▶ _RAW DATA_
· · · · · · ·

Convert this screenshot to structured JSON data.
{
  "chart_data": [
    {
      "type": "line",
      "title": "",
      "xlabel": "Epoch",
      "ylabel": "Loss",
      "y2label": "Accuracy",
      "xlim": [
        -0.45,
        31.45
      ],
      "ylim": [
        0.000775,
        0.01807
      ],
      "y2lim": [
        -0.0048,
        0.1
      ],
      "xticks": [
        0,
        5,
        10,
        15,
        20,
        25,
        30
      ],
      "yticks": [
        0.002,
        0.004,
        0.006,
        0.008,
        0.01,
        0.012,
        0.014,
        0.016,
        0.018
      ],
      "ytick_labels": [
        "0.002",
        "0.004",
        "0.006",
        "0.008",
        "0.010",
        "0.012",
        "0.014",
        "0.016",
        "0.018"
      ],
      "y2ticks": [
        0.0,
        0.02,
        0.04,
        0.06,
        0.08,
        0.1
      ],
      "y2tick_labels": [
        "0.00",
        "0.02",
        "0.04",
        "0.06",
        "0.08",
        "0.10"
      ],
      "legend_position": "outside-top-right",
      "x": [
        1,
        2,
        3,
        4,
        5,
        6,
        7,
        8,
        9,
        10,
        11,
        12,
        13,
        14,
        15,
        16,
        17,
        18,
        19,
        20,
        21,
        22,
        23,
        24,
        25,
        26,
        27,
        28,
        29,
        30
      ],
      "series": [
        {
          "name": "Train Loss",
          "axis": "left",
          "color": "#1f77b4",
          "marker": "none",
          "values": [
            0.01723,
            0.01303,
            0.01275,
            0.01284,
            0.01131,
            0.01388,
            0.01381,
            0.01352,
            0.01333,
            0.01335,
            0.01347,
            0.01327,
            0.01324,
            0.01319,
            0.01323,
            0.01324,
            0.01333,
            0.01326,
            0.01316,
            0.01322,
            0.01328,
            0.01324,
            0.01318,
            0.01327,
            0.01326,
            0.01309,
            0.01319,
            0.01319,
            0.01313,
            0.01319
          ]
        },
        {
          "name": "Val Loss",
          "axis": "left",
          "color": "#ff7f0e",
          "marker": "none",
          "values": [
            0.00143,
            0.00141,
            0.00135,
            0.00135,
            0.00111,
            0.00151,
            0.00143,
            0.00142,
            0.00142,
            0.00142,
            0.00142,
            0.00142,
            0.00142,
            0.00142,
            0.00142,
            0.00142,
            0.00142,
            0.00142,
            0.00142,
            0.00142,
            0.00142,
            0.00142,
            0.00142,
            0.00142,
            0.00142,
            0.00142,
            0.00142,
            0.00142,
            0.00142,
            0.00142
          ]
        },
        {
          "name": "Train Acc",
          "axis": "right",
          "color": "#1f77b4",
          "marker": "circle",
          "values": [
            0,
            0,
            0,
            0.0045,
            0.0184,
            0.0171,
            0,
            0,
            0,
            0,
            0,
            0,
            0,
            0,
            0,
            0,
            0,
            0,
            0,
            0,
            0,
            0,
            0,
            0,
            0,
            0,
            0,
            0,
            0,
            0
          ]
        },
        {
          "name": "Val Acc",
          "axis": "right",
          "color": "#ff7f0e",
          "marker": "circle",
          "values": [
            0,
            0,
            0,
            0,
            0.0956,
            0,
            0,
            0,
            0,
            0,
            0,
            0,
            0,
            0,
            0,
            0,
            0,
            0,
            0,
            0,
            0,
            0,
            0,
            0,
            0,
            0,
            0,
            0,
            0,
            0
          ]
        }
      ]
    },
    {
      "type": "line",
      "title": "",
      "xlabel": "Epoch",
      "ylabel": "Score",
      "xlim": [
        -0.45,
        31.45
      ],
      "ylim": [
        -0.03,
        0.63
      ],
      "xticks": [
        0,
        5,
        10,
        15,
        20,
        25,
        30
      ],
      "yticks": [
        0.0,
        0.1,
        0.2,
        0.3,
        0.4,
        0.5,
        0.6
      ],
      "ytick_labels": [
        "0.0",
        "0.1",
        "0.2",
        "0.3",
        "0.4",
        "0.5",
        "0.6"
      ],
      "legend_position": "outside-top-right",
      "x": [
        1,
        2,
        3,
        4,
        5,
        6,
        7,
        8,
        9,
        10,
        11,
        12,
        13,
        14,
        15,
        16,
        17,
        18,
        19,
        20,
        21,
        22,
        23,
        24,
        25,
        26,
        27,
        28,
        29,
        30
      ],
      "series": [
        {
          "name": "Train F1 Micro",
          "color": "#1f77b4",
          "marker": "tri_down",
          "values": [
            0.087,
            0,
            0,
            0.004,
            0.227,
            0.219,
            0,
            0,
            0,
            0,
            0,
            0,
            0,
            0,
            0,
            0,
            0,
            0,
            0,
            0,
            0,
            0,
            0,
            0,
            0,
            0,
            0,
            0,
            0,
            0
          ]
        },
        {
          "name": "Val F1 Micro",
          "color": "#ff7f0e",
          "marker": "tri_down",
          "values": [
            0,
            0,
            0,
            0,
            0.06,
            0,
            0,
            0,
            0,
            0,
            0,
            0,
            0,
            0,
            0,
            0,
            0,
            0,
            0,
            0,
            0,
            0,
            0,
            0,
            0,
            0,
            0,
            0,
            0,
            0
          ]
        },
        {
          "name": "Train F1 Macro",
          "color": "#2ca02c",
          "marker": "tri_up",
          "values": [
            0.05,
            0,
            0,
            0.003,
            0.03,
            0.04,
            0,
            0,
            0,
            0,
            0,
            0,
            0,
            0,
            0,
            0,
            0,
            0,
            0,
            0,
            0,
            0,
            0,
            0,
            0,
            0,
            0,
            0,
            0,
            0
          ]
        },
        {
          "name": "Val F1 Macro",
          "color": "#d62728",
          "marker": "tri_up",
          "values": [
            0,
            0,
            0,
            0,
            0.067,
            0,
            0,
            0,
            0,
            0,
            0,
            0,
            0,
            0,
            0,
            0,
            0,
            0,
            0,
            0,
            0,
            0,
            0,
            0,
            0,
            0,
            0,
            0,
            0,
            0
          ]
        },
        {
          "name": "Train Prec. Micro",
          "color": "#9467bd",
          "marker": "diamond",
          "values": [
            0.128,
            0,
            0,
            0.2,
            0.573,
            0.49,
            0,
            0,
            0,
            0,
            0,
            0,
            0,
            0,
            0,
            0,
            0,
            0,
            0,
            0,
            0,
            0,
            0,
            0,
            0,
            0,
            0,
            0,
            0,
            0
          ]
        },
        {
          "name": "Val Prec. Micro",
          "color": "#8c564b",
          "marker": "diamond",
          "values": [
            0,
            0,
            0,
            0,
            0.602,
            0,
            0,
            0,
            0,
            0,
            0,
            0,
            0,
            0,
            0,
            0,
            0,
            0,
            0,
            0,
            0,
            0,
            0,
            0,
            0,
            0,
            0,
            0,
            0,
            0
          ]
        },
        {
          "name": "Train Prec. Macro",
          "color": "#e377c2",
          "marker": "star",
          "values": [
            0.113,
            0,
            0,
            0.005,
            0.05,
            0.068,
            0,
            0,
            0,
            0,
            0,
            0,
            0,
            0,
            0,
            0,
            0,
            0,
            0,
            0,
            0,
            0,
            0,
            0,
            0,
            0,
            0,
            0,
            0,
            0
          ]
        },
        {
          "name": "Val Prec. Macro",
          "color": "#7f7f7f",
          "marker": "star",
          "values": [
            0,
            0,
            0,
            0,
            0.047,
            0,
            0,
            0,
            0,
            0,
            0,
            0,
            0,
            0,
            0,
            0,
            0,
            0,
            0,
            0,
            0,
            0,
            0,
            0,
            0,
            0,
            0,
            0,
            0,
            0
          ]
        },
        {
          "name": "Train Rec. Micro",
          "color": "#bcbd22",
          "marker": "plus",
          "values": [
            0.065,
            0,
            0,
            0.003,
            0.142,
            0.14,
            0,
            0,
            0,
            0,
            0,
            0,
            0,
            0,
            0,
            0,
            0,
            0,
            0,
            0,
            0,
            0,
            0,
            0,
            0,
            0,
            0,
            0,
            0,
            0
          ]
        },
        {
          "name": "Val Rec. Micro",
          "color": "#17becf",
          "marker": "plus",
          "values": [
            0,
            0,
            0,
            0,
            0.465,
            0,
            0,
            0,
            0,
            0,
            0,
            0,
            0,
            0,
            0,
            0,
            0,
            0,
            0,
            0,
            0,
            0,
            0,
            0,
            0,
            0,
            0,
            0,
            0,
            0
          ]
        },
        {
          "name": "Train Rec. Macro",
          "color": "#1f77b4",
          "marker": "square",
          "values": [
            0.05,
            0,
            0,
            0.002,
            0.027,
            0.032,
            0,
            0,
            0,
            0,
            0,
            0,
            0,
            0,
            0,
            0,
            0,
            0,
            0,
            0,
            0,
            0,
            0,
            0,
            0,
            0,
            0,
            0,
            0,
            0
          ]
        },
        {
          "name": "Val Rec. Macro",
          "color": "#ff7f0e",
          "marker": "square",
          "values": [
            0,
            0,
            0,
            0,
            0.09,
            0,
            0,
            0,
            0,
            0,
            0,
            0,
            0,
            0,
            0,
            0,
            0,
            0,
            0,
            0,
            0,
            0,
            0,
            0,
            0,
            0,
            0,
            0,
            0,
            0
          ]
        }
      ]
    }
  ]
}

· · · · · · ·

▶ _WRITTEN EXERCISE_
Look through the data above. Each line containing the word "Macro" needs to be copied.

▶ _WORKED SOLUTION_
          "name": "Train F1 Macro",
          "name": "Val F1 Macro",
          "name": "Train Prec. Macro",
          "name": "Val Prec. Macro",
          "name": "Train Rec. Macro",
          "name": "Val Rec. Macro",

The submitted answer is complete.